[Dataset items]
==============================

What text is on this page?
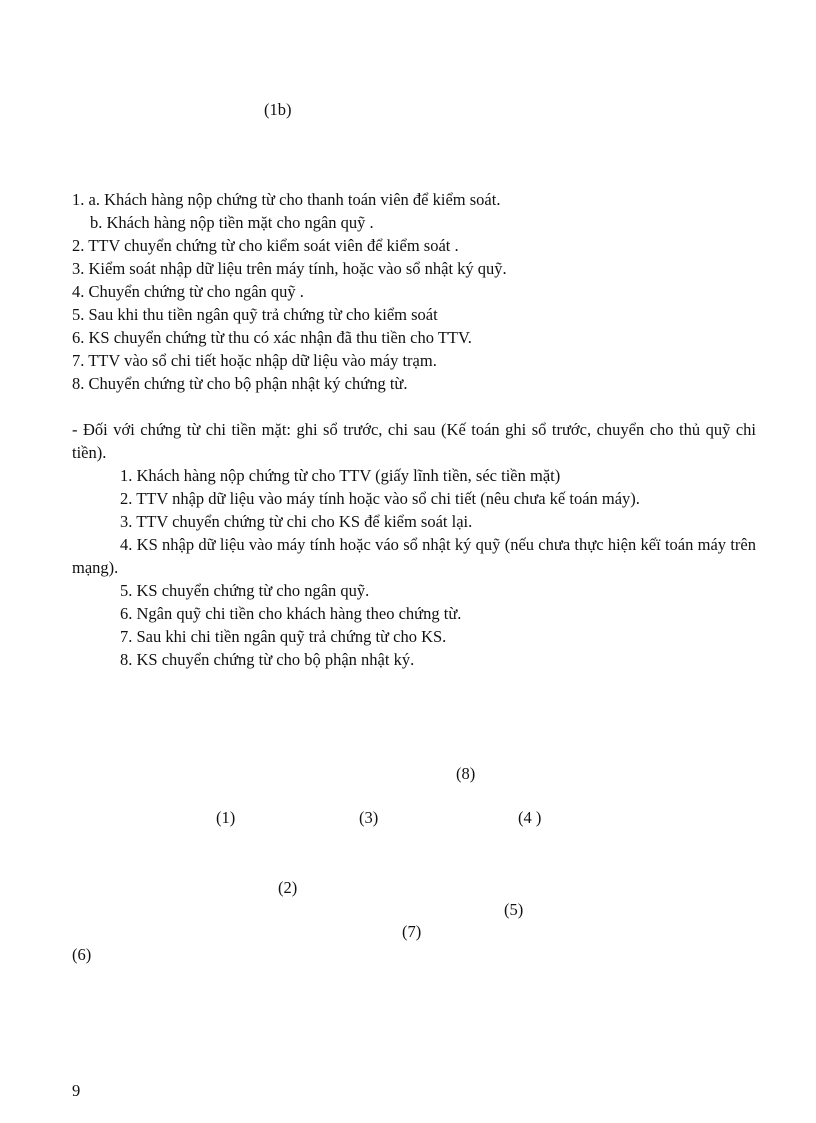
(1b)
1. a. Khách hàng nộp chứng từ cho thanh toán viên để kiểm soát.
b. Khách hàng nộp tiền mặt cho ngân quỹ .
2. TTV chuyển chứng từ cho kiểm soát viên để kiểm soát .
3. Kiểm soát nhập dữ liệu trên máy tính, hoặc vào sổ nhật ký quỹ.
4. Chuyển chứng từ cho ngân quỹ .
5. Sau khi thu tiền ngân quỹ trả chứng từ cho kiểm soát
6. KS chuyển chứng từ thu có xác nhận đã thu tiền cho TTV.
7. TTV vào sổ chi tiết hoặc nhập dữ liệu vào máy trạm.
8. Chuyển chứng từ cho bộ phận nhật ký chứng từ.
- Đối với chứng từ chi tiền mặt: ghi sổ trước, chi sau (Kế toán ghi sổ trước, chuyển cho thủ quỹ chi tiền).
1. Khách hàng nộp chứng từ cho TTV (giấy lĩnh tiền, séc tiền mặt)
2. TTV nhập dữ liệu vào máy tính hoặc vào sổ chi tiết (nêu chưa kế toán máy).
3. TTV chuyển chứng từ chi cho KS để kiểm soát lại.
4. KS nhập dữ liệu vào máy tính hoặc váo sổ nhật ký quỹ (nếu chưa thực hiện kếï toán máy trên mạng).
5. KS chuyển chứng từ cho ngân quỹ.
6. Ngân quỹ chi tiền cho khách hàng theo chứng từ.
7. Sau khi chi tiền ngân quỹ trả chứng từ cho KS.
8. KS chuyển chứng từ cho bộ phận nhật ký.
(8)
(1)	(3)	(4 )
(2)
(5)
(7)
(6)
9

==============================

Copy out each record shown above without alteration, skipping any picture.

What text is on this page?
(1b)
1. a. Khách hàng nộp chứng từ cho thanh toán viên để kiểm soát.
b. Khách hàng nộp tiền mặt cho ngân quỹ .
2. TTV chuyển chứng từ cho kiểm soát viên để kiểm soát .
3. Kiểm soát nhập dữ liệu trên máy tính, hoặc vào sổ nhật ký quỹ.
4. Chuyển chứng từ cho ngân quỹ .
5. Sau khi thu tiền ngân quỹ trả chứng từ cho kiểm soát
6. KS chuyển chứng từ thu có xác nhận đã thu tiền cho TTV.
7. TTV vào sổ chi tiết hoặc nhập dữ liệu vào máy trạm.
8. Chuyển chứng từ cho bộ phận nhật ký chứng từ.
- Đối với chứng từ chi tiền mặt: ghi sổ trước, chi sau (Kế toán ghi sổ trước, chuyển cho thủ quỹ chi tiền).
1. Khách hàng nộp chứng từ cho TTV (giấy lĩnh tiền, séc tiền mặt)
2. TTV nhập dữ liệu vào máy tính hoặc vào sổ chi tiết (nêu chưa kế toán máy).
3. TTV chuyển chứng từ chi cho KS để kiểm soát lại.
4. KS nhập dữ liệu vào máy tính hoặc váo sổ nhật ký quỹ (nếu chưa thực hiện kếï toán máy trên mạng).
5. KS chuyển chứng từ cho ngân quỹ.
6. Ngân quỹ chi tiền cho khách hàng theo chứng từ.
7. Sau khi chi tiền ngân quỹ trả chứng từ cho KS.
8. KS chuyển chứng từ cho bộ phận nhật ký.
(8)
(1)	(3)	(4 )
(2)
(5)
(7)
(6)
9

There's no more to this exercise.